→ **Teks Dokumen**
04 Mei 2017

NAMANYA WARSIH

Jam pada dinding tripleks biliknya baru menunjukkan pukul 03.30 subuh saat ia bangkit dari pembaringannya untuk memulai kegiatan rutinnya sehari-hari. Tetapi pagi itu badannya terasa meriang sebab semalam ia terlambat tidur setelah menonton acara wayangan di TV milik pak lurah di balai desa. Dia memaksa tubuhnya yang lunglai itu untuk bergerak membersihkan tilamnya. Setelah itu ia pun membuka jendela biliknya. Udara subuh yang dingin langsung menerobos masuk. Dengan tarikan nafas panjang dan dalam, dia menghirup harum melati dari kebun ditentang jendelanya, melegakan paru-paru dan menyegarkan kelesuan tubuhnya. Di luar, langit belum lagi terang dan satu dua cahaya bintang masih nampak berkedap-kedip. Setelah keluar dari biliknya ia pun mengambil tempayan di sudut dapur dan setelah mengetuk bilik ibunya ia lantas keluar menuju ke perigi, sekitar 500 meter dari gubuknya untuk mengambil air. Perigi itu masih sepi ketika ia tiba di sana maka ia pun lantas membasuh wajahnya dengan serukan air dari batok kelapa. Sentuhan air yang amat dingin secara tiba-tiba di wajahnya membuat dia menggigil tetapi langsung menyibakkan rasa kantuknya yang tersisa. Setelah itu ia lalu memikul tempayan yang kini terisi penuh dengan air dan kembali meniti jalan pulang ke rumahnya, jalan tanah yang saat itu amat becek dan licin karena musim hujan belum lagi usai.

→ **Data Baris**
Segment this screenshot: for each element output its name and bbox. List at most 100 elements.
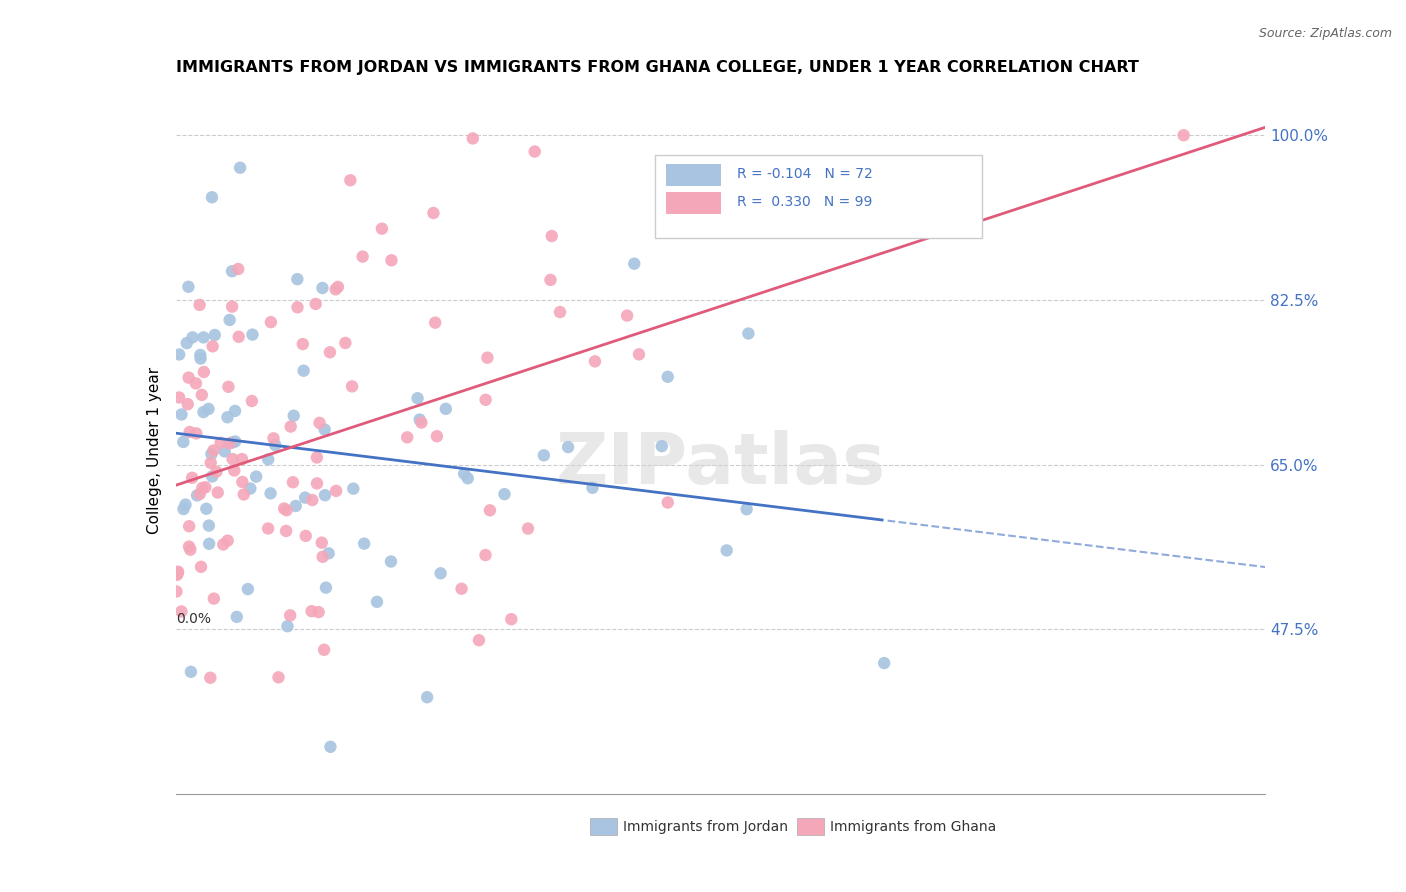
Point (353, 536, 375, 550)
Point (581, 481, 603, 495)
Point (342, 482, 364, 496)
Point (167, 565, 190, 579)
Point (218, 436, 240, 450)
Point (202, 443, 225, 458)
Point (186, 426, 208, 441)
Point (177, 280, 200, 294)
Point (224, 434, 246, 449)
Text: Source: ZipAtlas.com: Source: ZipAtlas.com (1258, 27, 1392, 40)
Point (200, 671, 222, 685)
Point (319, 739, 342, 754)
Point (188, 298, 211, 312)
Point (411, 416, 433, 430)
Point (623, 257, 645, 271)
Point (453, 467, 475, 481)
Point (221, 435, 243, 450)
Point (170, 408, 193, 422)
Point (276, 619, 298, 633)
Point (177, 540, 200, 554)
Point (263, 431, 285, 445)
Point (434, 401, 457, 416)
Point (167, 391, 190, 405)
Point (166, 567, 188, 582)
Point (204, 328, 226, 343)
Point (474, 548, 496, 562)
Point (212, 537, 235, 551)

→ **Tugas yang Dikerjakan**
[a] Jawablah pertanyaan berikut berdasarkan cerita "Namanya Warsih":
(i) Pukul berapa jam di dinding bilik menunjukkan waktu saat ia bangkit dari pembaringannya?
(ii) Di mana ia menonton acara wayangan pada malam sebelumnya?
(iii) Berapa jarak perigi dari gubuknya?
[b] Pada baris data, ganti "Point" menjadi "Titik", mulai dari baris yang memuat "Point (353, 536, 375, 550)" sampai baris data terakhir. Tuliskan hanya baris-baris tersebut.

→ **Jawaban per Tugas**
[a]
(i) Pukul 03.30 subuh.
(ii) Di TV milik pak lurah di balai desa.
(iii) Sekitar 500 meter.

[b]
Titik (353, 536, 375, 550)
Titik (581, 481, 603, 495)
Titik (342, 482, 364, 496)
Titik (167, 565, 190, 579)
Titik (218, 436, 240, 450)
Titik (202, 443, 225, 458)
Titik (186, 426, 208, 441)
Titik (177, 280, 200, 294)
Titik (224, 434, 246, 449)
Text: Source: ZipAtlas.com: Source: ZipAtlas.com (1258, 27, 1392, 40)
Titik (200, 671, 222, 685)
Titik (319, 739, 342, 754)
Titik (188, 298, 211, 312)
Titik (411, 416, 433, 430)
Titik (623, 257, 645, 271)
Titik (453, 467, 475, 481)
Titik (221, 435, 243, 450)
Titik (170, 408, 193, 422)
Titik (276, 619, 298, 633)
Titik (177, 540, 200, 554)
Titik (263, 431, 285, 445)
Titik (434, 401, 457, 416)
Titik (167, 391, 190, 405)
Titik (166, 567, 188, 582)
Titik (204, 328, 226, 343)
Titik (474, 548, 496, 562)
Titik (212, 537, 235, 551)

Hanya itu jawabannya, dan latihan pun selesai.